* Assigned task
Work out how many lines of the data hold the string "lautakunta", and reply with that number alone.

------------------------------------------------------------

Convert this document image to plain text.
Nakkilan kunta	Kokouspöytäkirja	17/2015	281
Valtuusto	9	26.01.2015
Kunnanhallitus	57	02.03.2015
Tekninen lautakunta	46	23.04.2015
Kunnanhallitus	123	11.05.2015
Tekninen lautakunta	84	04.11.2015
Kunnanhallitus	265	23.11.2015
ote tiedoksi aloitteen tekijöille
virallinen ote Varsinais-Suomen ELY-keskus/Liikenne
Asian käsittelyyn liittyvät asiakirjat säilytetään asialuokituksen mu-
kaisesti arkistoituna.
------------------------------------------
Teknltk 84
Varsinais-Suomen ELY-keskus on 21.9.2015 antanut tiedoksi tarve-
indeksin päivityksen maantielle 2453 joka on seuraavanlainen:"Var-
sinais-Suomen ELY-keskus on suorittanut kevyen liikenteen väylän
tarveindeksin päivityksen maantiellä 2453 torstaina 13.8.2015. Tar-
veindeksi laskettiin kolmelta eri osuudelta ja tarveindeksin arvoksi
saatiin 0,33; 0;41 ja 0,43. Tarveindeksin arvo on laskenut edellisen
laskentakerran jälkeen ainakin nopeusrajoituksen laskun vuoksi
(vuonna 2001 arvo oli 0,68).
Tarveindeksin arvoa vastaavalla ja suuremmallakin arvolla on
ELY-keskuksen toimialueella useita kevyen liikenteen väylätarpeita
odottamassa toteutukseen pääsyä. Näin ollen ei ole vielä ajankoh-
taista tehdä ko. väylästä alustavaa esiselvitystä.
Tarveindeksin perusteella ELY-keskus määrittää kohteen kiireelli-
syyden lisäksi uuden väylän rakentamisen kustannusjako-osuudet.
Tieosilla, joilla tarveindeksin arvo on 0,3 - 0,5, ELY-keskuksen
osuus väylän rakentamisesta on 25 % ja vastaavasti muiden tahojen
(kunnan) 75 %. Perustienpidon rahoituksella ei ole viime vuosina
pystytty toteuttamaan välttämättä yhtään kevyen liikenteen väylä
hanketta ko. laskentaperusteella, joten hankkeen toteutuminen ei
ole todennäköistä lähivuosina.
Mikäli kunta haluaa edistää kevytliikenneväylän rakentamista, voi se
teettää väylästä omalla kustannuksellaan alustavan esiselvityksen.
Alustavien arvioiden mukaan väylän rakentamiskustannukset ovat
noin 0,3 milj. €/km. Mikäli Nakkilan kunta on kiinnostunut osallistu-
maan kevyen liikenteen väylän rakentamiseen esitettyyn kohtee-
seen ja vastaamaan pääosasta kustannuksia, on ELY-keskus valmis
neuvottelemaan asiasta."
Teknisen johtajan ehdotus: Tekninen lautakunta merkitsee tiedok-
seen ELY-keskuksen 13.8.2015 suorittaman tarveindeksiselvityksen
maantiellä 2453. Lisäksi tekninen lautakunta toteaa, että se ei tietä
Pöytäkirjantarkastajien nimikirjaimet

------------------------------------------------------------

* Answer space
4